_Exercise instructions_
Word for word, quote all of the material, omitting the pictures.

[START]

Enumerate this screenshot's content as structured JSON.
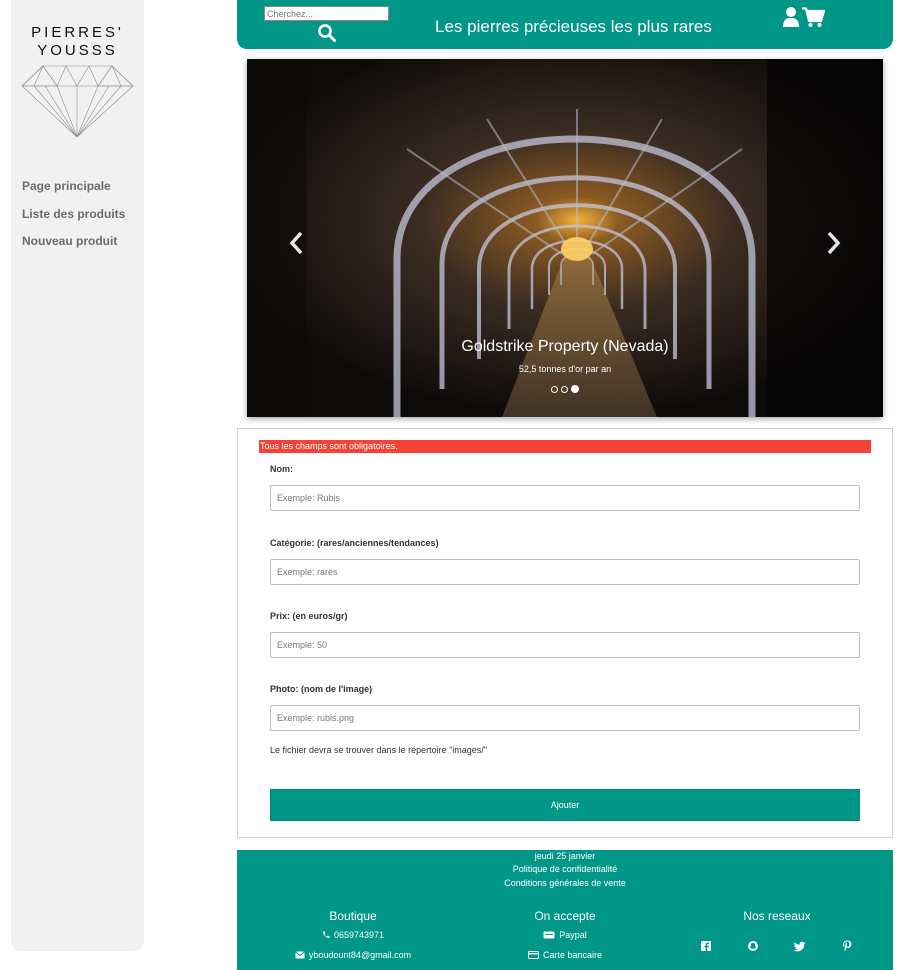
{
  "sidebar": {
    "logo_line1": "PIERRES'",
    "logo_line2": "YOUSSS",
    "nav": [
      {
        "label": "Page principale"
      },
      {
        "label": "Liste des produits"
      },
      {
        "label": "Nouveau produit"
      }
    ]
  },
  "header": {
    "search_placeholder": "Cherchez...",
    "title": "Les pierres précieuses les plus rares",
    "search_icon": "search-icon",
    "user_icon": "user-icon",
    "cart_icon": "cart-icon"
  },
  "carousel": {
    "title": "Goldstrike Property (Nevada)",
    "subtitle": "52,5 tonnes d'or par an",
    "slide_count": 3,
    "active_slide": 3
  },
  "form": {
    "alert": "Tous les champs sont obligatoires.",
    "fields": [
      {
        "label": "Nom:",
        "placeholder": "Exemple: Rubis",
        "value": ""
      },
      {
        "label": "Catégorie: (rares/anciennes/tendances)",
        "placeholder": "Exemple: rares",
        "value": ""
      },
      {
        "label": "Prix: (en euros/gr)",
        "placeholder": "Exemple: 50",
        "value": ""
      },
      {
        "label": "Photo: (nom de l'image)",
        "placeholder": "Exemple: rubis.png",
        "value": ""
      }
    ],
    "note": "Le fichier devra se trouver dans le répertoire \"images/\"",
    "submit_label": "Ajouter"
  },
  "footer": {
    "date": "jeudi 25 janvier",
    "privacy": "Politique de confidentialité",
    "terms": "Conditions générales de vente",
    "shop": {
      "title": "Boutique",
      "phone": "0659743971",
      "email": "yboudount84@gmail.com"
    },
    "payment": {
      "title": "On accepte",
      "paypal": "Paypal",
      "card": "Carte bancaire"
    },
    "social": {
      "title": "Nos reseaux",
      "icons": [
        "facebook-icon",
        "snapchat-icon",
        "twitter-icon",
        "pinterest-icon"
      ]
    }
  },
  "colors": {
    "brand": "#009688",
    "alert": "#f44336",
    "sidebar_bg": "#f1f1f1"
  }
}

[END]

_Result_
Enumerate this screenshot's content as structured JSON.
{
  "sidebar": {
    "logo_line1": "PIERRES'",
    "logo_line2": "YOUSSS",
    "nav": [
      {
        "label": "Page principale"
      },
      {
        "label": "Liste des produits"
      },
      {
        "label": "Nouveau produit"
      }
    ]
  },
  "header": {
    "search_placeholder": "Cherchez...",
    "title": "Les pierres précieuses les plus rares",
    "search_icon": "search-icon",
    "user_icon": "user-icon",
    "cart_icon": "cart-icon"
  },
  "carousel": {
    "title": "Goldstrike Property (Nevada)",
    "subtitle": "52,5 tonnes d'or par an",
    "slide_count": 3,
    "active_slide": 3
  },
  "form": {
    "alert": "Tous les champs sont obligatoires.",
    "fields": [
      {
        "label": "Nom:",
        "placeholder": "Exemple: Rubis",
        "value": ""
      },
      {
        "label": "Catégorie: (rares/anciennes/tendances)",
        "placeholder": "Exemple: rares",
        "value": ""
      },
      {
        "label": "Prix: (en euros/gr)",
        "placeholder": "Exemple: 50",
        "value": ""
      },
      {
        "label": "Photo: (nom de l'image)",
        "placeholder": "Exemple: rubis.png",
        "value": ""
      }
    ],
    "note": "Le fichier devra se trouver dans le répertoire \"images/\"",
    "submit_label": "Ajouter"
  },
  "footer": {
    "date": "jeudi 25 janvier",
    "privacy": "Politique de confidentialité",
    "terms": "Conditions générales de vente",
    "shop": {
      "title": "Boutique",
      "phone": "0659743971",
      "email": "yboudount84@gmail.com"
    },
    "payment": {
      "title": "On accepte",
      "paypal": "Paypal",
      "card": "Carte bancaire"
    },
    "social": {
      "title": "Nos reseaux",
      "icons": [
        "facebook-icon",
        "snapchat-icon",
        "twitter-icon",
        "pinterest-icon"
      ]
    }
  },
  "colors": {
    "brand": "#009688",
    "alert": "#f44336",
    "sidebar_bg": "#f1f1f1"
  }
}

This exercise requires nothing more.